OBJECTIVE >> Rewrite the material from the line containing "Segment this screenshot: for" through the end, replacing "screenshot" with "image" and leaving everything else unchanged. Omit the pictures.

[Layout records]
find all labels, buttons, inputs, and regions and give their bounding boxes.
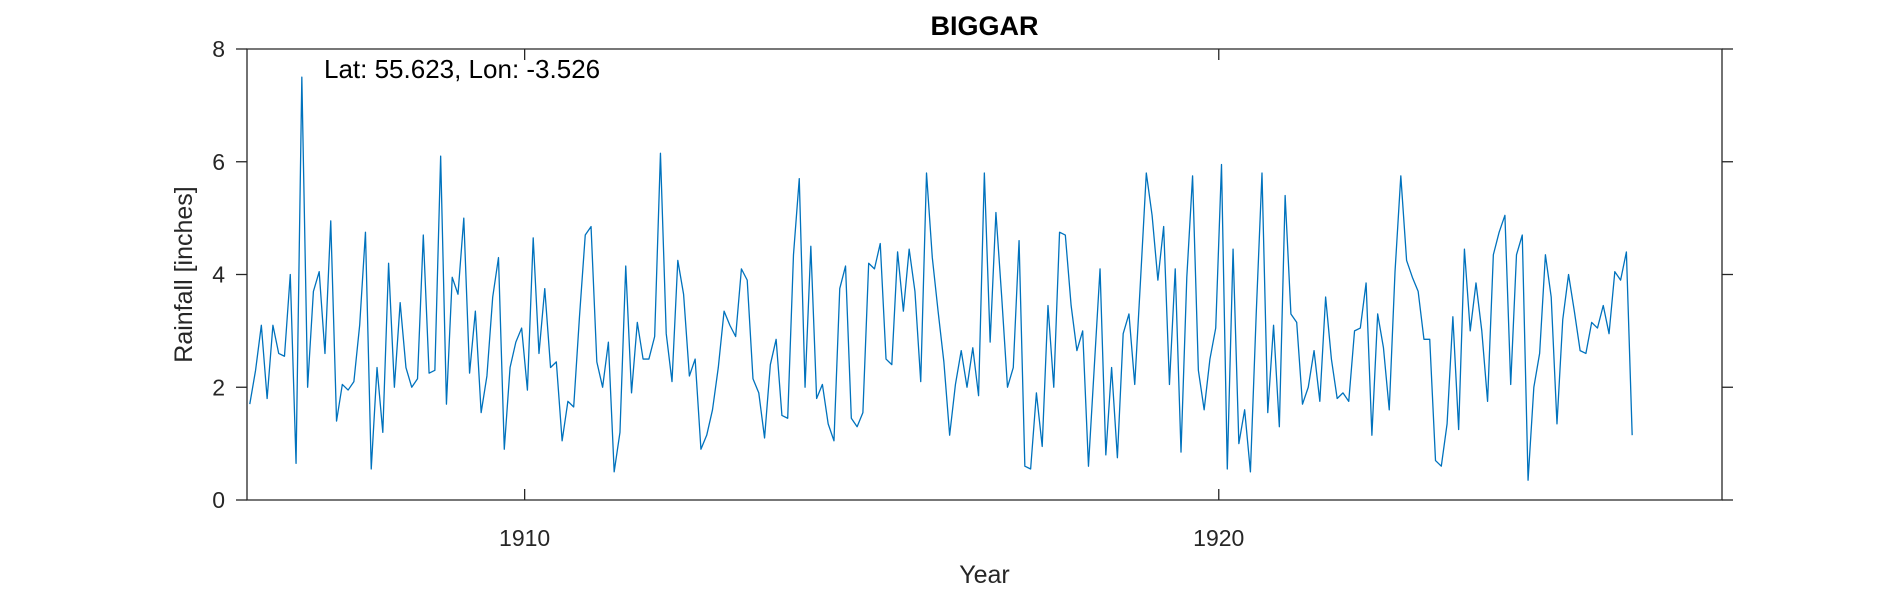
ticks-layer: 0 2 4 6 8 1910 1920 [212, 36, 1733, 551]
plot-area [247, 49, 1722, 500]
x-tick-label: 1910 [499, 525, 550, 551]
y-tick-label: 4 [212, 262, 225, 288]
location-annotation: Lat: 55.623, Lon: -3.526 [324, 54, 600, 84]
x-axis-label: Year [959, 561, 1010, 589]
y-axis-label: Rainfall [inches] [170, 186, 198, 362]
y-tick-label: 6 [212, 149, 225, 175]
y-tick-label: 2 [212, 374, 225, 400]
y-tick-label: 0 [212, 487, 225, 513]
x-tick-label: 1920 [1193, 525, 1244, 551]
series-layer [249, 76, 1633, 481]
chart-title: BIGGAR [931, 11, 1039, 41]
y-tick-label: 8 [212, 36, 225, 62]
rainfall-series-line [249, 76, 1633, 481]
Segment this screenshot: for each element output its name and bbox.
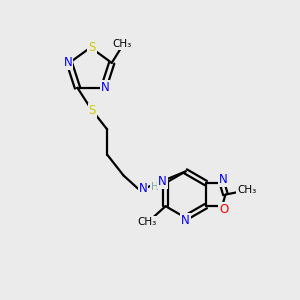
Text: N: N bbox=[101, 81, 110, 94]
Text: N: N bbox=[64, 56, 72, 69]
Text: O: O bbox=[219, 203, 228, 216]
Text: N: N bbox=[181, 214, 190, 226]
Text: S: S bbox=[88, 41, 96, 54]
Text: N: N bbox=[219, 173, 228, 186]
Text: N: N bbox=[158, 175, 167, 188]
Text: CH₃: CH₃ bbox=[112, 39, 132, 49]
Text: CH₃: CH₃ bbox=[137, 217, 157, 227]
Text: N: N bbox=[139, 182, 147, 195]
Text: S: S bbox=[88, 103, 96, 117]
Text: CH₃: CH₃ bbox=[237, 185, 256, 195]
Text: H: H bbox=[151, 182, 159, 192]
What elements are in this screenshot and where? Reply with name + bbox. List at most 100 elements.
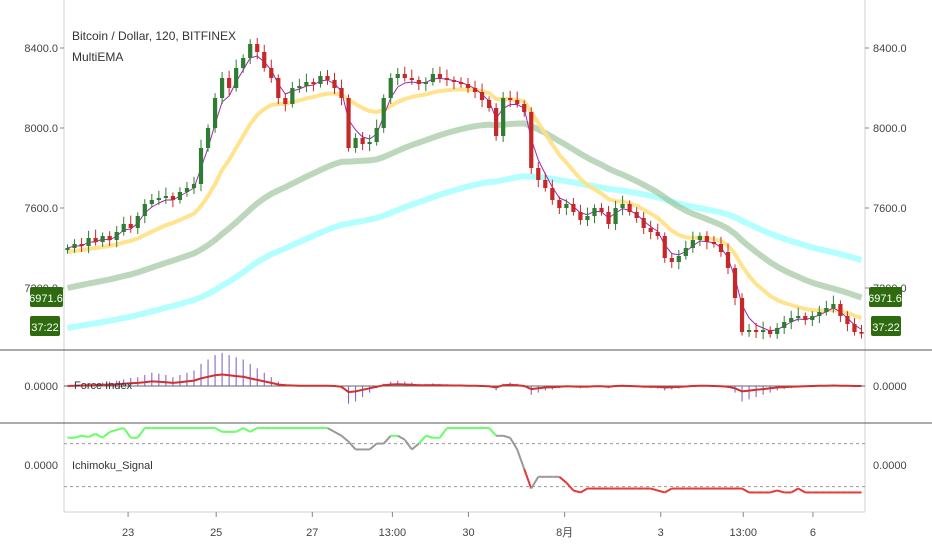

PROBLEM SOLUTION >>
Segment this image: for each element output its name and bbox.
Text: N: N bbox=[101, 81, 110, 94]
Text: N: N bbox=[64, 56, 72, 69]
Text: O: O bbox=[219, 203, 228, 216]
Text: N: N bbox=[181, 214, 190, 226]
Text: S: S bbox=[88, 41, 96, 54]
Text: N: N bbox=[219, 173, 228, 186]
Text: N: N bbox=[158, 175, 167, 188]
Text: CH₃: CH₃ bbox=[112, 39, 132, 49]
Text: CH₃: CH₃ bbox=[137, 217, 157, 227]
Text: N: N bbox=[139, 182, 147, 195]
Text: S: S bbox=[88, 103, 96, 117]
Text: CH₃: CH₃ bbox=[237, 185, 256, 195]
Text: H: H bbox=[151, 182, 159, 192]
What elements are in this image and where? Reply with name + bbox. List at most 100 elements.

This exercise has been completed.